■ **WHAT YOU ARE ASKED TO DO**:
Transcribe the material in full. Nothing should differ except that the pictures are left out.

■ **DATASET EXCERPTS**:
* * * * * * *
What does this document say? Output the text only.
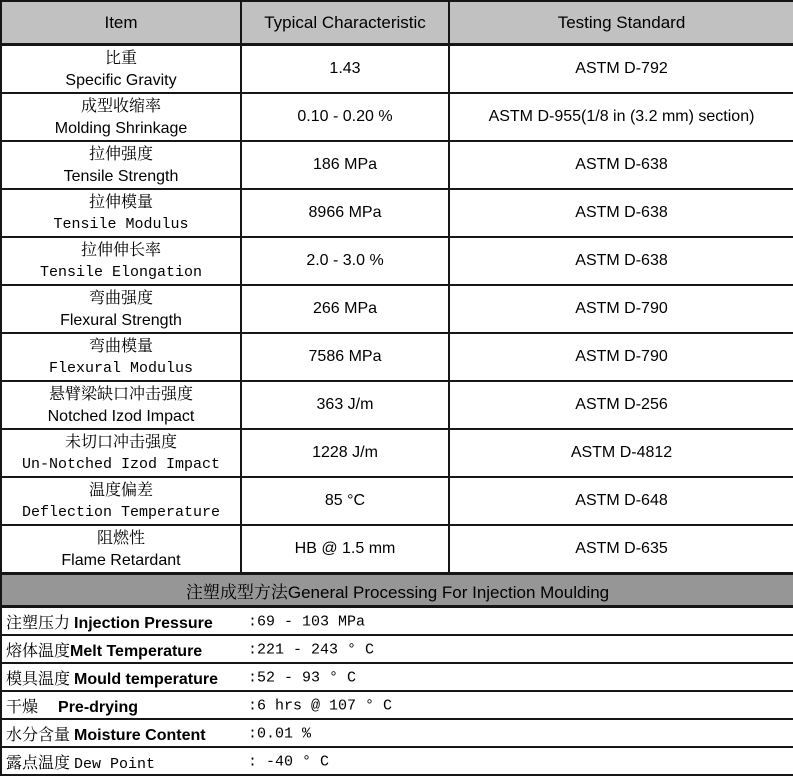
Item	Typical Characteristic	Testing Standard

比重
Specific Gravity	1.43	ASTM D-792

成型收缩率
Molding Shrinkage	0.10 - 0.20 %	ASTM D-955(1/8 in (3.2 mm) section)

拉伸强度
Tensile Strength	186 MPa	ASTM D-638

拉伸模量
Tensile Modulus	8966 MPa	ASTM D-638

拉伸伸长率
Tensile Elongation	2.0 - 3.0 %	ASTM D-638

弯曲强度
Flexural Strength	266 MPa	ASTM D-790

弯曲模量
Flexural Modulus	7586 MPa	ASTM D-790

悬臂梁缺口冲击强度
Notched Izod Impact	363 J/m	ASTM D-256

未切口冲击强度
Un-Notched Izod Impact	1228 J/m	ASTM D-4812

温度偏差
Deflection Temperature	85 °C	ASTM D-648

阻燃性
Flame Retardant	HB @ 1.5 mm	ASTM D-635
注塑成型方法General Processing For Injection Moulding		
注塑压力 Injection Pressure :69 - 103 MPa		
熔体温度Melt Temperature :221 - 243 ° C		
模具温度 Mould temperature :52 - 93 ° C		
干燥 Pre-drying :6 hrs @ 107 ° C		
水分含量 Moisture Content :0.01 %		
露点温度 Dew Point : -40 ° C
* * * * * * *
■ **EXERCISE SOLUTION**:
What does this document say? Output the text only.
Item	Typical Characteristic	Testing Standard

比重
Specific Gravity	1.43	ASTM D-792

成型收缩率
Molding Shrinkage	0.10 - 0.20 %	ASTM D-955(1/8 in (3.2 mm) section)

拉伸强度
Tensile Strength	186 MPa	ASTM D-638

拉伸模量
Tensile Modulus	8966 MPa	ASTM D-638

拉伸伸长率
Tensile Elongation	2.0 - 3.0 %	ASTM D-638

弯曲强度
Flexural Strength	266 MPa	ASTM D-790

弯曲模量
Flexural Modulus	7586 MPa	ASTM D-790

悬臂梁缺口冲击强度
Notched Izod Impact	363 J/m	ASTM D-256

未切口冲击强度
Un-Notched Izod Impact	1228 J/m	ASTM D-4812

温度偏差
Deflection Temperature	85 °C	ASTM D-648

阻燃性
Flame Retardant	HB @ 1.5 mm	ASTM D-635
注塑成型方法General Processing For Injection Moulding		
注塑压力 Injection Pressure :69 - 103 MPa		
熔体温度Melt Temperature :221 - 243 ° C		
模具温度 Mould temperature :52 - 93 ° C		
干燥 Pre-drying :6 hrs @ 107 ° C		
水分含量 Moisture Content :0.01 %		
露点温度 Dew Point : -40 ° C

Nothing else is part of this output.